• **SET TASK**: Every record should be repeated exactly, except that pictures are left out.

#### RECORDS FOR THIS TASK

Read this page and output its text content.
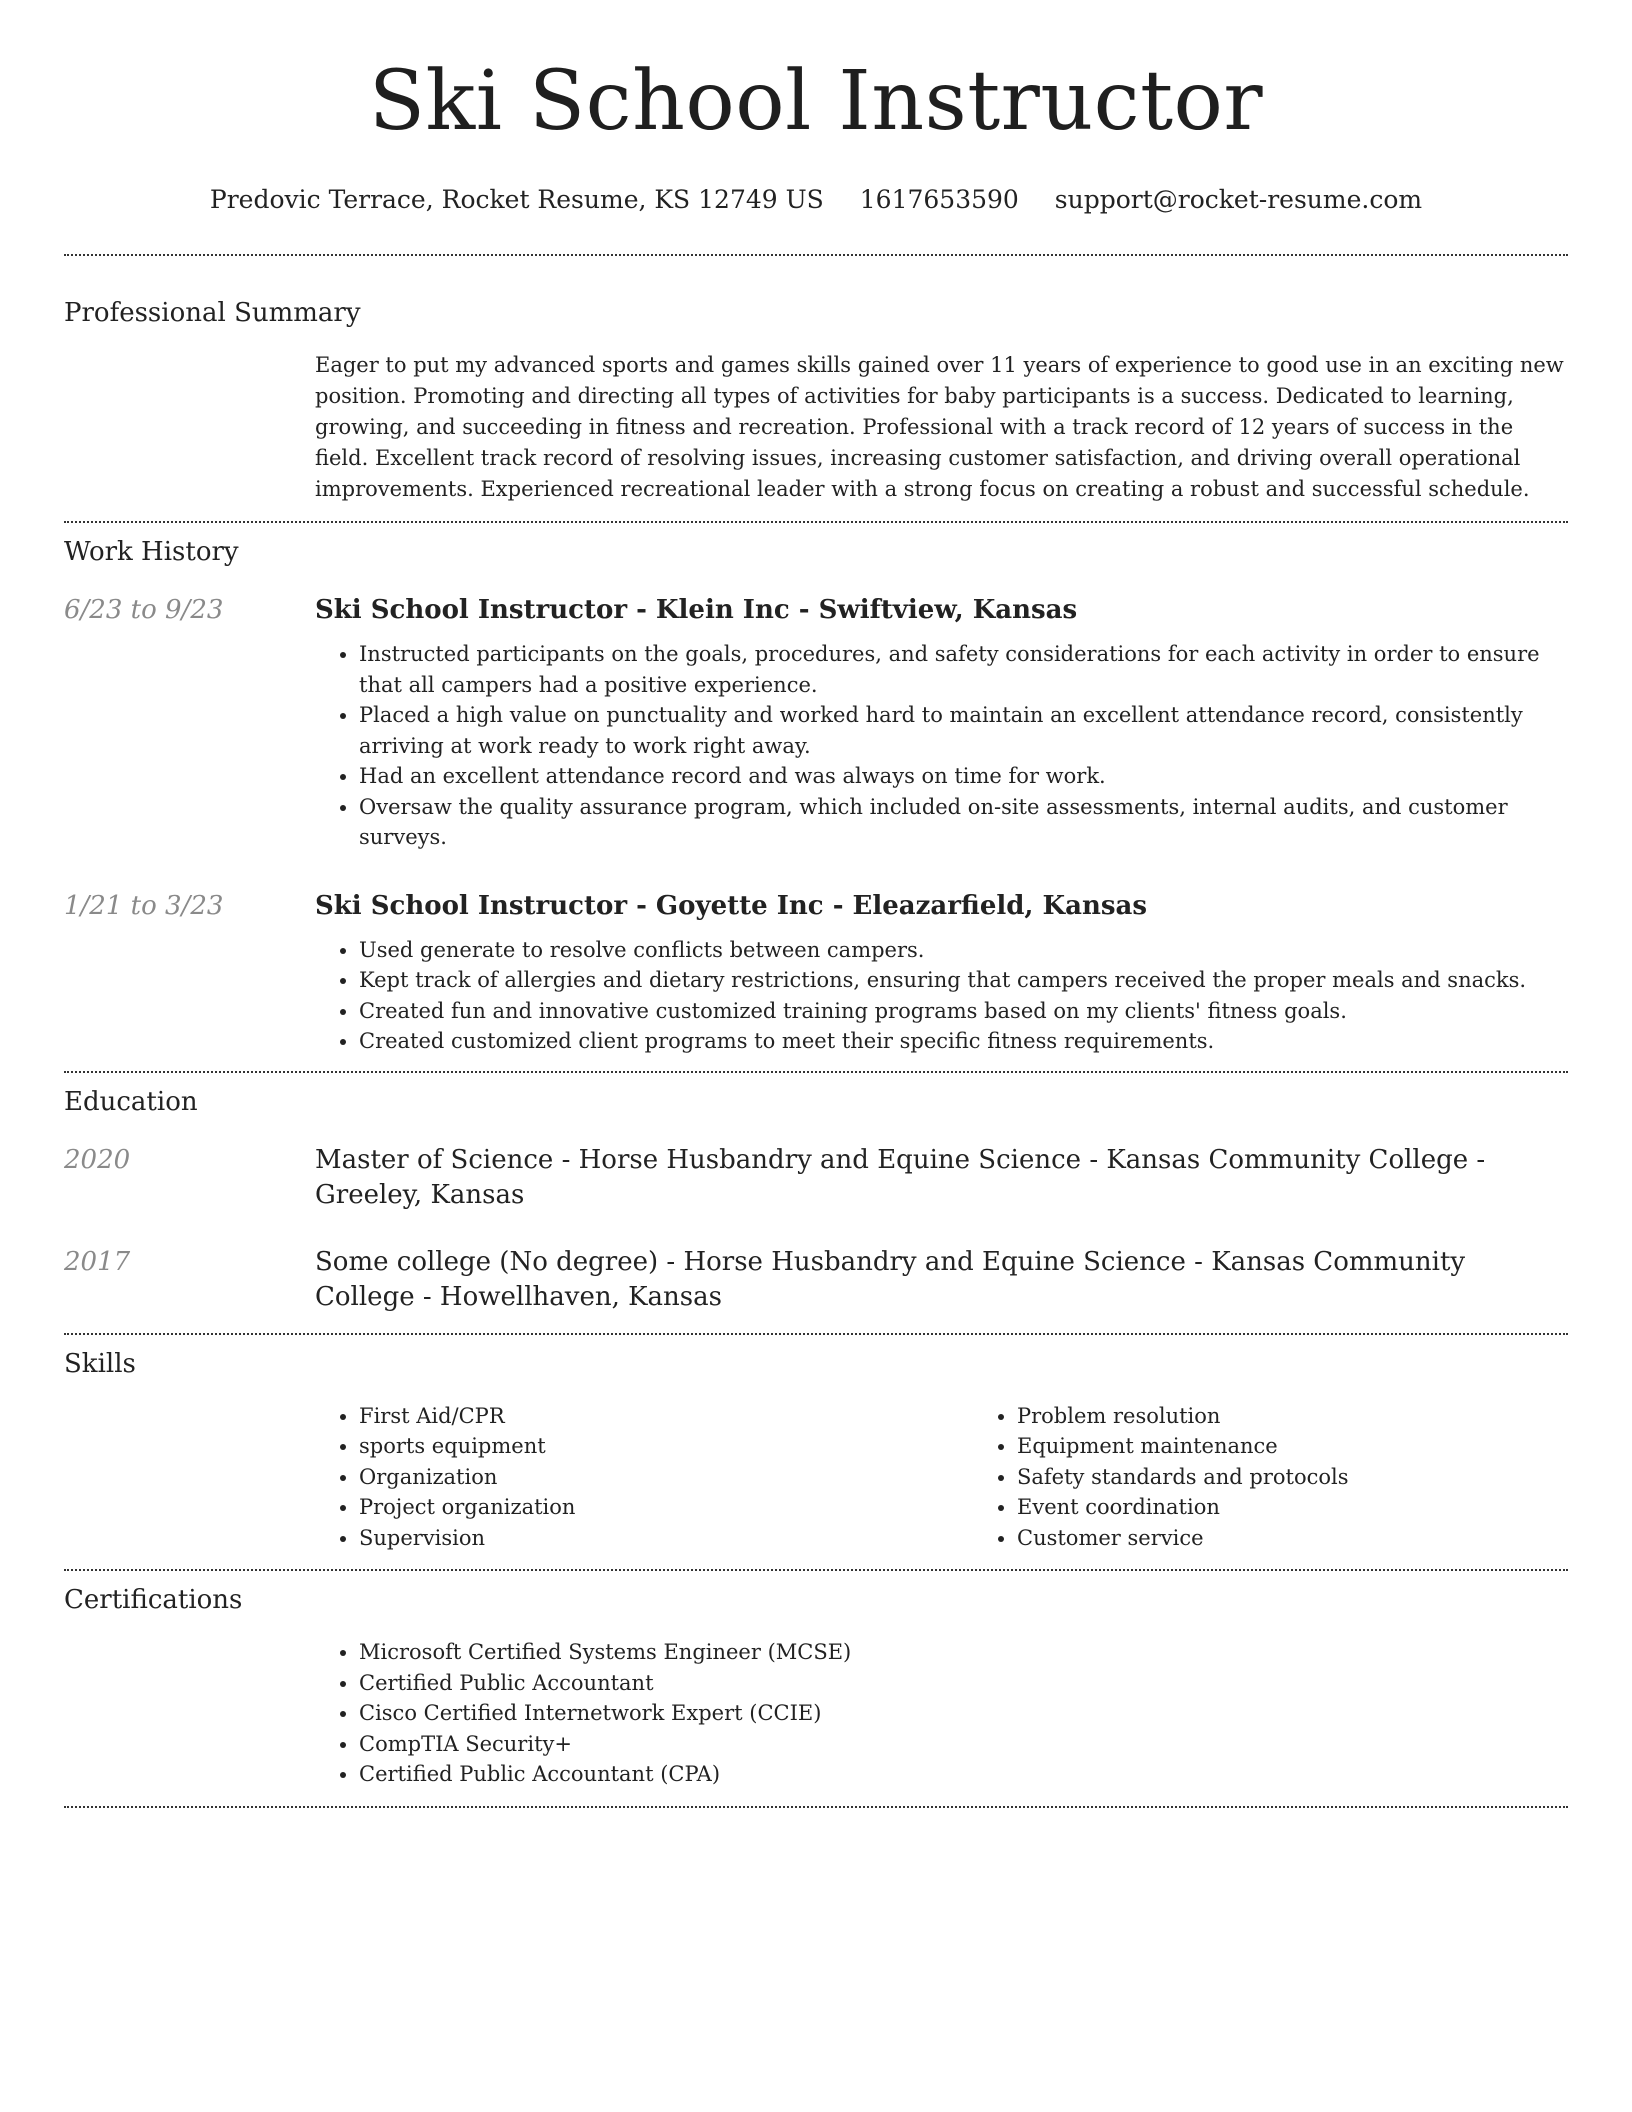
Ski School Instructor
Predovic Terrace, Rocket Resume, KS 12749 US 1617653590 support@rocket-resume.com
Professional Summary

Eager to put my advanced sports and games skills gained over 11 years of experience to good use in an exciting new position. Promoting and directing all types of activities for baby participants is a success. Dedicated to learning, growing, and succeeding in fitness and recreation. Professional with a track record of 12 years of success in the field. Excellent track record of resolving issues, increasing customer satisfaction, and driving overall operational improvements. Experienced recreational leader with a strong focus on creating a robust and successful schedule.

Work History
6/23 to 9/23	Ski School Instructor - Klein Inc - Swiftview, Kansas
• Instructed participants on the goals, procedures, and safety considerations for each activity in order to ensure that all campers had a positive experience.
• Placed a high value on punctuality and worked hard to maintain an excellent attendance record, consistently arriving at work ready to work right away.
• Had an excellent attendance record and was always on time for work.
• Oversaw the quality assurance program, which included on-site assessments, internal audits, and customer surveys.
1/21 to 3/23	Ski School Instructor - Goyette Inc - Eleazarfield, Kansas
• Used generate to resolve conflicts between campers.
• Kept track of allergies and dietary restrictions, ensuring that campers received the proper meals and snacks.
• Created fun and innovative customized training programs based on my clients' fitness goals.
• Created customized client programs to meet their specific fitness requirements.
Education
2020	Master of Science - Horse Husbandry and Equine Science - Kansas Community College - Greeley, Kansas

2017	Some college (No degree) - Horse Husbandry and Equine Science - Kansas Community College - Howellhaven, Kansas

Skills
• First Aid/CPR
• sports equipment
• Organization
• Project organization
• Supervision
• Problem resolution
• Equipment maintenance
• Safety standards and protocols
• Event coordination
• Customer service
Certifications
• Microsoft Certified Systems Engineer (MCSE)
• Certified Public Accountant
• Cisco Certified Internetwork Expert (CCIE)
• CompTIA Security+
• Certified Public Accountant (CPA)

########

• **RESPONSE**:
Read this page and output its text content.
Ski School Instructor
Predovic Terrace, Rocket Resume, KS 12749 US 1617653590 support@rocket-resume.com
Professional Summary

Eager to put my advanced sports and games skills gained over 11 years of experience to good use in an exciting new position. Promoting and directing all types of activities for baby participants is a success. Dedicated to learning, growing, and succeeding in fitness and recreation. Professional with a track record of 12 years of success in the field. Excellent track record of resolving issues, increasing customer satisfaction, and driving overall operational improvements. Experienced recreational leader with a strong focus on creating a robust and successful schedule.

Work History
6/23 to 9/23	Ski School Instructor - Klein Inc - Swiftview, Kansas
• Instructed participants on the goals, procedures, and safety considerations for each activity in order to ensure that all campers had a positive experience.
• Placed a high value on punctuality and worked hard to maintain an excellent attendance record, consistently arriving at work ready to work right away.
• Had an excellent attendance record and was always on time for work.
• Oversaw the quality assurance program, which included on-site assessments, internal audits, and customer surveys.
1/21 to 3/23	Ski School Instructor - Goyette Inc - Eleazarfield, Kansas
• Used generate to resolve conflicts between campers.
• Kept track of allergies and dietary restrictions, ensuring that campers received the proper meals and snacks.
• Created fun and innovative customized training programs based on my clients' fitness goals.
• Created customized client programs to meet their specific fitness requirements.
Education
2020	Master of Science - Horse Husbandry and Equine Science - Kansas Community College - Greeley, Kansas

2017	Some college (No degree) - Horse Husbandry and Equine Science - Kansas Community College - Howellhaven, Kansas

Skills
• First Aid/CPR
• sports equipment
• Organization
• Project organization
• Supervision
• Problem resolution
• Equipment maintenance
• Safety standards and protocols
• Event coordination
• Customer service
Certifications
• Microsoft Certified Systems Engineer (MCSE)
• Certified Public Accountant
• Cisco Certified Internetwork Expert (CCIE)
• CompTIA Security+
• Certified Public Accountant (CPA)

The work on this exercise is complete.